## BEGIN

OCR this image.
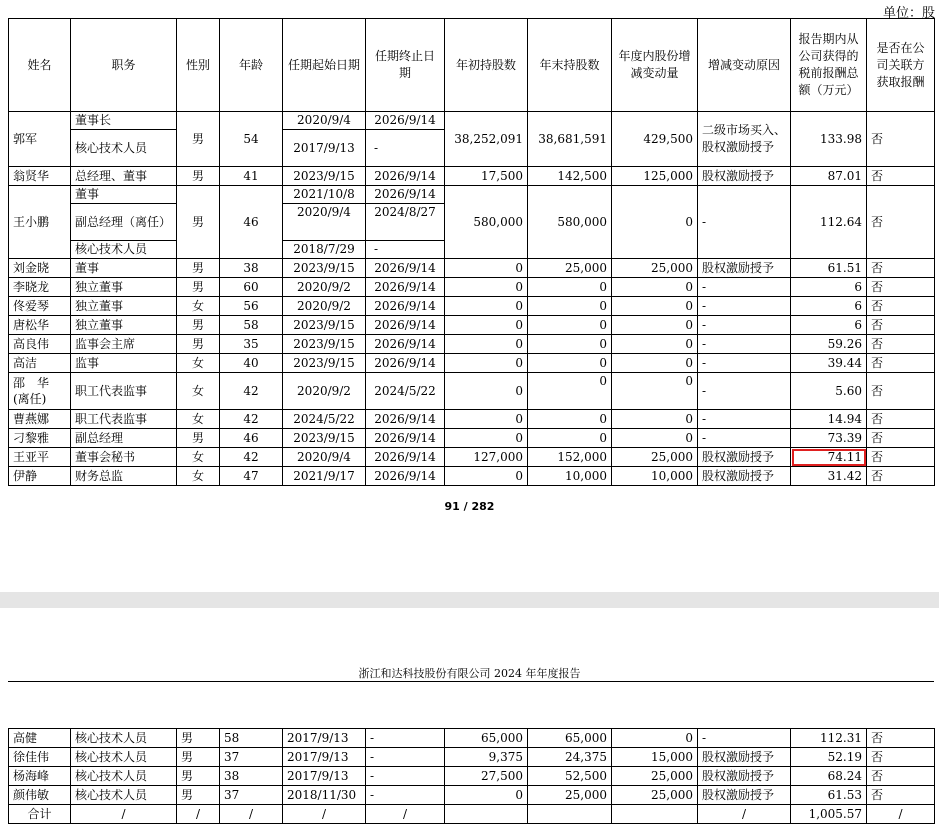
单位：股
姓名	职务	性别	年龄	任期起始日期	任期终止日期	年初持股数	年末持股数	年度内股份增减变动量	增减变动原因	报告期内从公司获得的税前报酬总额（万元）	是否在公司关联方获取报酬
郭军	董事长	男	54	2020/9/4	2026/9/14	38,252,091	38,681,591	429,500	二级市场买入、股权激励授予	133.98	否
	核心技术人员			2017/9/13	-						
翁贤华	总经理、董事	男	41	2023/9/15	2026/9/14	17,500	142,500	125,000	股权激励授予	87.01	否
王小鹏	董事	男	46	2021/10/8	2026/9/14	580,000	580,000	0	-	112.64	否
	副总经理（离任）			2020/9/4	2024/8/27						
	核心技术人员			2018/7/29	-						
刘金晓	董事	男	38	2023/9/15	2026/9/14	0	25,000	25,000	股权激励授予	61.51	否
李晓龙	独立董事	男	60	2020/9/2	2026/9/14	0	0	0	-	6	否
佟爱琴	独立董事	女	56	2020/9/2	2026/9/14	0	0	0	-	6	否
唐松华	独立董事	男	58	2023/9/15	2026/9/14	0	0	0	-	6	否
高良伟	监事会主席	男	35	2023/9/15	2026/9/14	0	0	0	-	59.26	否
高洁	监事	女	40	2023/9/15	2026/9/14	0	0	0	-	39.44	否

邵　华
(离任)	职工代表监事	女	42	2020/9/2	2024/5/22	0	0	0	-	5.60	否
曹燕娜	职工代表监事	女	42	2024/5/22	2026/9/14	0	0	0	-	14.94	否
刁黎雅	副总经理	男	46	2023/9/15	2026/9/14	0	0	0	-	73.39	否
王亚平	董事会秘书	女	42	2020/9/4	2026/9/14	127,000	152,000	25,000	股权激励授予	74.11	否
伊静	财务总监	女	47	2021/9/17	2026/9/14	0	10,000	10,000	股权激励授予	31.42	否
91 / 282
浙江和达科技股份有限公司 2024 年年度报告
高健	核心技术人员	男	58	2017/9/13	-	65,000	65,000	0	-	112.31	否
徐佳伟	核心技术人员	男	37	2017/9/13	-	9,375	24,375	15,000	股权激励授予	52.19	否
杨海峰	核心技术人员	男	38	2017/9/13	-	27,500	52,500	25,000	股权激励授予	68.24	否
颜伟敏	核心技术人员	男	37	2018/11/30	-	0	25,000	25,000	股权激励授予	61.53	否
合计	/	/	/	/	/				/	1,005.57	/
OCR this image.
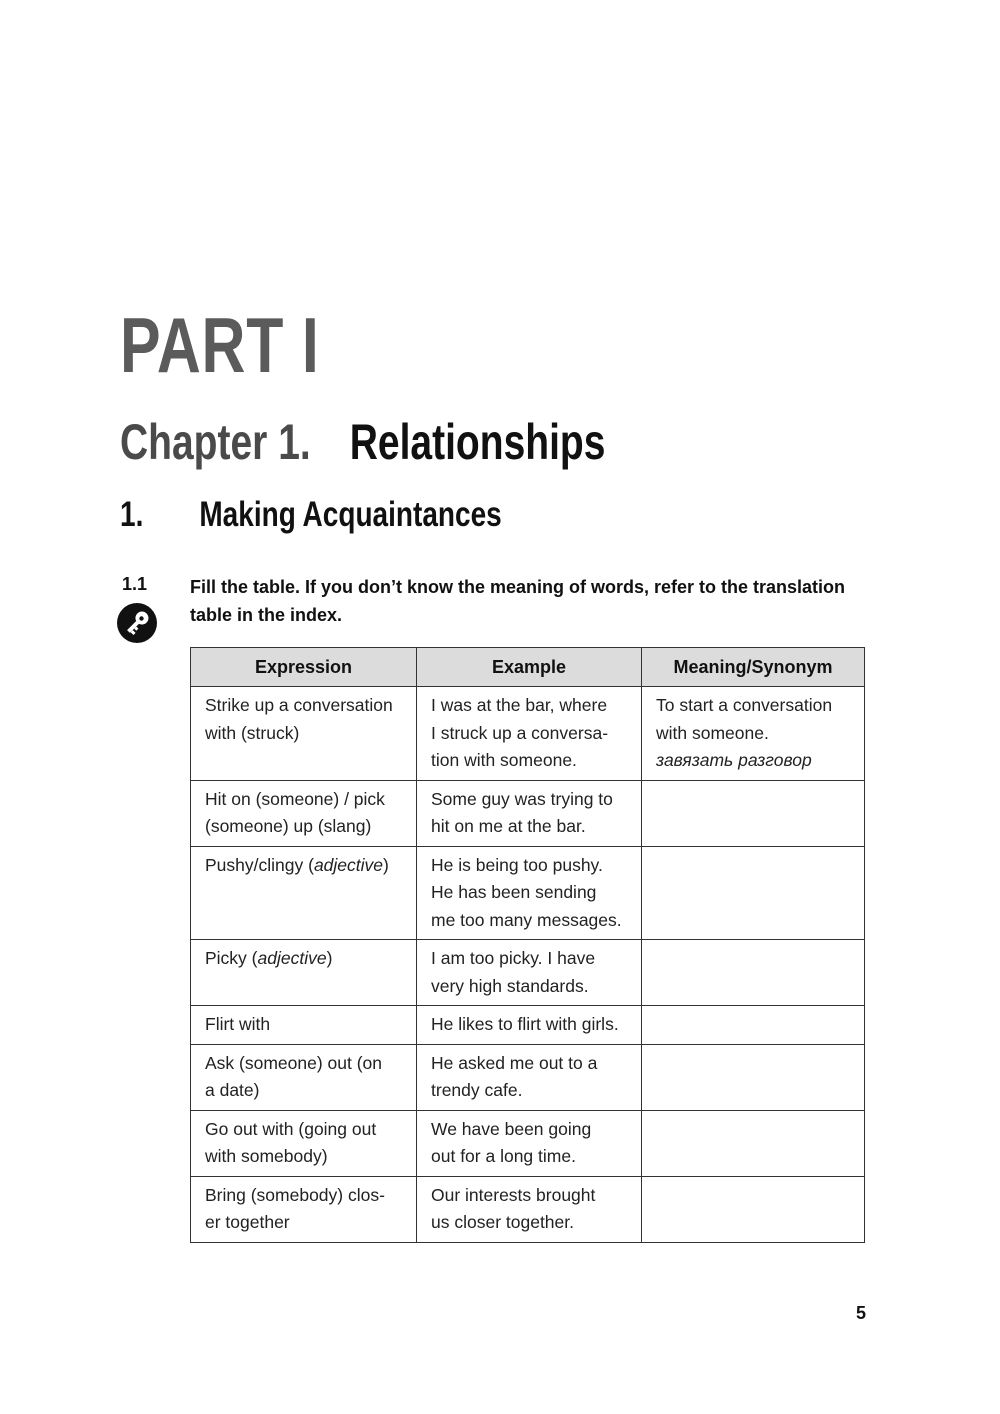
PART I
Chapter 1. Relationships
1. Making Acquaintances
1.1 Fill the table. If you don’t know the meaning of words, refer to the translation table in the index.

Expression	Example	Meaning/Synonym

Strike up a conversation
with (struck)	I was at the bar, where
I struck up a conversa-
tion with someone.	To start a conversation
with someone.
завязать разговор

Hit on (someone) / pick
(someone) up (slang)	Some guy was trying to
hit on me at the bar.	

Pushy/clingy (adjective)	He is being too pushy.
He has been sending
me too many messages.	

Picky (adjective)	I am too picky. I have
very high standards.	

Flirt with	He likes to flirt with girls.	

Ask (someone) out (on
a date)	He asked me out to a
trendy cafe.	

Go out with (going out
with somebody)	We have been going
out for a long time.	

Bring (somebody) clos-
er together	Our interests brought
us closer together.	

5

## END

THE EXERCISE: Within the data above, pick out all lines holding the word "struck".

ANSWER TO THE TASK:
with (struck)	I was at the bar, where
I struck up a conversa-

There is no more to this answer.